Provide the data again in its entirety, exactly as given.

• AVAILABLE RECORDS
§ §
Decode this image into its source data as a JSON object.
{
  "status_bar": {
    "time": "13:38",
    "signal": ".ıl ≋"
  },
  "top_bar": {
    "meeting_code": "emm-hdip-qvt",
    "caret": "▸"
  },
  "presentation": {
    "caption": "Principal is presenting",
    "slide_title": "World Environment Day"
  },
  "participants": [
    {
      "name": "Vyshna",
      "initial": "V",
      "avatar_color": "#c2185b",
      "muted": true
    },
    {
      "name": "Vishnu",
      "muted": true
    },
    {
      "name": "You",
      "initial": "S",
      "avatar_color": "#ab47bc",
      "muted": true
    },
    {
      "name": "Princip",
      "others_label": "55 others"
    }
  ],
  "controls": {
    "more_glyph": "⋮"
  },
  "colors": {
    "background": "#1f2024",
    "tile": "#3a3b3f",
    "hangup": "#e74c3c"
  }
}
§ §
• FULL RESPONSE
Decode this image into its source data as a JSON object.
{
  "status_bar": {
    "time": "13:38",
    "signal": ".ıl ≋"
  },
  "top_bar": {
    "meeting_code": "emm-hdip-qvt",
    "caret": "▸"
  },
  "presentation": {
    "caption": "Principal is presenting",
    "slide_title": "World Environment Day"
  },
  "participants": [
    {
      "name": "Vyshna",
      "initial": "V",
      "avatar_color": "#c2185b",
      "muted": true
    },
    {
      "name": "Vishnu",
      "muted": true
    },
    {
      "name": "You",
      "initial": "S",
      "avatar_color": "#ab47bc",
      "muted": true
    },
    {
      "name": "Princip",
      "others_label": "55 others"
    }
  ],
  "controls": {
    "more_glyph": "⋮"
  },
  "colors": {
    "background": "#1f2024",
    "tile": "#3a3b3f",
    "hangup": "#e74c3c"
  }
}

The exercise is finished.